RECORDS FOR THE TASK:
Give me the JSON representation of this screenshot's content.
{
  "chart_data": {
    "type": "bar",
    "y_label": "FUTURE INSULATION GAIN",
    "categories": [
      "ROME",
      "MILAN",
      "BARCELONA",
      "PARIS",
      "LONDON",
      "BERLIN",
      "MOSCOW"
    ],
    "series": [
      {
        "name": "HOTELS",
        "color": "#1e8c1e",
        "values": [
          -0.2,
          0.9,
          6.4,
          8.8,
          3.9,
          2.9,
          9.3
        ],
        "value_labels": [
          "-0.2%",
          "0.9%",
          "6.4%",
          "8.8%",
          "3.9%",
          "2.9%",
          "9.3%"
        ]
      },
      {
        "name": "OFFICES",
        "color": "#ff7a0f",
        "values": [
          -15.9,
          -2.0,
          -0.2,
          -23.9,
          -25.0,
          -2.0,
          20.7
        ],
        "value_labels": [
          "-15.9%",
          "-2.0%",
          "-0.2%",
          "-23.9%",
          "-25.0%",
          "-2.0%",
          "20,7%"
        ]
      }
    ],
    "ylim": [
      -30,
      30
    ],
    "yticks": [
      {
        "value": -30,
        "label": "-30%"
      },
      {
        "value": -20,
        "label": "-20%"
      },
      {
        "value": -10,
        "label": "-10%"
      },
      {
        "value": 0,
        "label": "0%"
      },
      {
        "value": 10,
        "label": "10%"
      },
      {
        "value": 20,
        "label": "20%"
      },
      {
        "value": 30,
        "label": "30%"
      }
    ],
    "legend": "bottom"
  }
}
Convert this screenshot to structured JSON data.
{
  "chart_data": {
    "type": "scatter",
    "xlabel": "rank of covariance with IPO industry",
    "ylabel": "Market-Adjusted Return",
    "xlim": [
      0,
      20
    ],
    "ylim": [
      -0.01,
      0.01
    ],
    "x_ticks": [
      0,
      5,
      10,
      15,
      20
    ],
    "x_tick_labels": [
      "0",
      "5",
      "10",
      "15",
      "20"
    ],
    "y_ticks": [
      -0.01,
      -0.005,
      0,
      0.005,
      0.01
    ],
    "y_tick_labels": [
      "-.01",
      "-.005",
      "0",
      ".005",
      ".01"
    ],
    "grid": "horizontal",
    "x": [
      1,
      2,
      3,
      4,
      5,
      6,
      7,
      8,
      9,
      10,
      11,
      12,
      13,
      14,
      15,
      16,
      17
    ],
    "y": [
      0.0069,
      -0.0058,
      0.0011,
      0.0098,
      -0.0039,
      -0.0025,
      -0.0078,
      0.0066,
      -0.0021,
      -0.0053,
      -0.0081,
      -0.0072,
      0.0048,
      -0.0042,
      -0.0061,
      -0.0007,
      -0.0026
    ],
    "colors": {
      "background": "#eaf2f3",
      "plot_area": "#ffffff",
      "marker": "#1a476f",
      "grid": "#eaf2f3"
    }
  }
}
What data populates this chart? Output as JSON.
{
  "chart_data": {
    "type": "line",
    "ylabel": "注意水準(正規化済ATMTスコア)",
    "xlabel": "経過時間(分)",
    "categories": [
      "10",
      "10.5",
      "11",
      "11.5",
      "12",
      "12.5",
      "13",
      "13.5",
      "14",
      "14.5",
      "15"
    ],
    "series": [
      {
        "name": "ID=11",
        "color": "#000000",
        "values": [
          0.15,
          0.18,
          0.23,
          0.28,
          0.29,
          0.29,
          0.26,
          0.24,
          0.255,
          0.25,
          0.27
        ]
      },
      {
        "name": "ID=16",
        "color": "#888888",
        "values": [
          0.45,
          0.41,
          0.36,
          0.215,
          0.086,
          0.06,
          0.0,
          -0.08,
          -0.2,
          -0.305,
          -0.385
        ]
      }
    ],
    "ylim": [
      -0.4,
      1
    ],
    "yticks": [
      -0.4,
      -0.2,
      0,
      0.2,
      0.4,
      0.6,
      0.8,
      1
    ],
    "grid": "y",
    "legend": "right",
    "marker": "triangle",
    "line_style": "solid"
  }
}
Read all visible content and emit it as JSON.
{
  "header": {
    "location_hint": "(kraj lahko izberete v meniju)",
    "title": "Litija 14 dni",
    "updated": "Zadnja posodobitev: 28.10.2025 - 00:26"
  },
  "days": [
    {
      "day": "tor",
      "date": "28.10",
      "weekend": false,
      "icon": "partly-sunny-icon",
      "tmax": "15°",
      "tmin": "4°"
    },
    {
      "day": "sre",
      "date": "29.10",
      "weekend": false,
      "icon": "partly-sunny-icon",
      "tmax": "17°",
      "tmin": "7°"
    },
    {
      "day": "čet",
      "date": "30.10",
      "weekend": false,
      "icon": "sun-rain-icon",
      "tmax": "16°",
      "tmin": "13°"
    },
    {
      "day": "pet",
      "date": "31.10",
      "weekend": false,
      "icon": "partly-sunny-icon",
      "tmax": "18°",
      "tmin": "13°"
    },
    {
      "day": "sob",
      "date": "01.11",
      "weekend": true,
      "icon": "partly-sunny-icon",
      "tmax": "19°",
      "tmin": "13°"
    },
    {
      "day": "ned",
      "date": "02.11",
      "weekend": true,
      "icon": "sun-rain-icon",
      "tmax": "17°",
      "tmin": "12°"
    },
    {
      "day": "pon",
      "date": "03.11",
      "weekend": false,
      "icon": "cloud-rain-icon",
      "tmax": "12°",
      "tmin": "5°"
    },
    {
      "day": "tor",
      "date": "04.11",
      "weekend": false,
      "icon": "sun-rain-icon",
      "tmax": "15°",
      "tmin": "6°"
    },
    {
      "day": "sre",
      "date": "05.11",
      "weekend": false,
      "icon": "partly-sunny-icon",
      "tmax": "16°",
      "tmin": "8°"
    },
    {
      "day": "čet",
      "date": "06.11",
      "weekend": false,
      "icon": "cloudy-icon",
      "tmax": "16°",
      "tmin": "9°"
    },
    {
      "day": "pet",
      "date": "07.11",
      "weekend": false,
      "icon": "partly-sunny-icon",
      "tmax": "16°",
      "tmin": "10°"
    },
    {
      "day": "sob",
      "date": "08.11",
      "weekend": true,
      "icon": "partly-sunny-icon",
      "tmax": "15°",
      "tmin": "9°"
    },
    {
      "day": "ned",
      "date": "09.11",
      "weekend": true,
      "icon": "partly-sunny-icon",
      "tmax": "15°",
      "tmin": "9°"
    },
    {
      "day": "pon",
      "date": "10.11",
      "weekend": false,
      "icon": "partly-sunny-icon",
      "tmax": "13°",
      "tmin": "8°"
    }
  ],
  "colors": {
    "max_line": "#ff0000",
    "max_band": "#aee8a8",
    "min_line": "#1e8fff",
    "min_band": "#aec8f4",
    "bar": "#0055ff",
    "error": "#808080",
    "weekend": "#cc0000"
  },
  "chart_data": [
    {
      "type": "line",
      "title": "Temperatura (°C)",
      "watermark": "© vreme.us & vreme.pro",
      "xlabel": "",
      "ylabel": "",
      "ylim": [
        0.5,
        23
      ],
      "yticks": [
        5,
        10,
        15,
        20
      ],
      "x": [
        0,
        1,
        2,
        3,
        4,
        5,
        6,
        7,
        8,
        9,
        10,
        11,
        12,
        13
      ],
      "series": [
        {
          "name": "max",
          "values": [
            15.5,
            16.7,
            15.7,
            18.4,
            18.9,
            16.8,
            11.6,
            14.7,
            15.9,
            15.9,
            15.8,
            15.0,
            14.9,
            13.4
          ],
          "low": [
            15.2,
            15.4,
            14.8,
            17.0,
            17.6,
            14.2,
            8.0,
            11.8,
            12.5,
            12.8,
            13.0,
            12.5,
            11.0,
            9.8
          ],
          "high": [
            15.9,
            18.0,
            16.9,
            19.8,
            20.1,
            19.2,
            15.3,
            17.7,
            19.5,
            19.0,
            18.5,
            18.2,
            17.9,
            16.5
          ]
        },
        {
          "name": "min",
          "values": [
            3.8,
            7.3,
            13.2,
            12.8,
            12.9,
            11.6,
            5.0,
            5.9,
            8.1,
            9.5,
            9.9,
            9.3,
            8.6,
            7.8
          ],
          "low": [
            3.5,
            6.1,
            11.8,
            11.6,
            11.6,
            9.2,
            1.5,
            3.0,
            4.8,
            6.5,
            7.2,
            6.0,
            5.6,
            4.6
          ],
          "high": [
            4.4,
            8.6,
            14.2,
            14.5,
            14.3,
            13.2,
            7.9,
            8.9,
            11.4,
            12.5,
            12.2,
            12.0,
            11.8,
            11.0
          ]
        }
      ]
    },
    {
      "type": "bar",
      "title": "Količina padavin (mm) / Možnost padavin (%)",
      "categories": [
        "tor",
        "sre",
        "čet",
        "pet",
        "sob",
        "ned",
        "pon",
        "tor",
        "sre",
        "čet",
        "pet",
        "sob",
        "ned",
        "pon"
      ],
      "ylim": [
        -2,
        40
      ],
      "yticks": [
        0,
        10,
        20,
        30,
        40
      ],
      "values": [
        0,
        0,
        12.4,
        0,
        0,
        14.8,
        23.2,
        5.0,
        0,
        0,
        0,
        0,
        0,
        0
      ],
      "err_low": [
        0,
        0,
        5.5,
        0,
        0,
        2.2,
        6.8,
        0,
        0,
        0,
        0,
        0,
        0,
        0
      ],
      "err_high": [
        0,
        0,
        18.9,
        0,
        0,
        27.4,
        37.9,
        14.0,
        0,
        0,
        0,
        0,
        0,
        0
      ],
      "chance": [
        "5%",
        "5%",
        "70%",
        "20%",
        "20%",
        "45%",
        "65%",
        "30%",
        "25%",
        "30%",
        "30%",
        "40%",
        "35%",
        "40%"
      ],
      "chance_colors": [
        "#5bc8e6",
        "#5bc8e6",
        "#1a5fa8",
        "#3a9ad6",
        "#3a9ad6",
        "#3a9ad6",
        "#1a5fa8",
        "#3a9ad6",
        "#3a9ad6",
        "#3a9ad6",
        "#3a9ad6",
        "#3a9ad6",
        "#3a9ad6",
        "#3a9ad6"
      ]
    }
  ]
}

SHORT TASK: Go through the entries and return each line where the word "JSON" appears.

ANSWER TO THIS PROBLEM:
Give me the JSON representation of this screenshot's content.
Convert this screenshot to structured JSON data.
What data populates this chart? Output as JSON.
Read all visible content and emit it as JSON.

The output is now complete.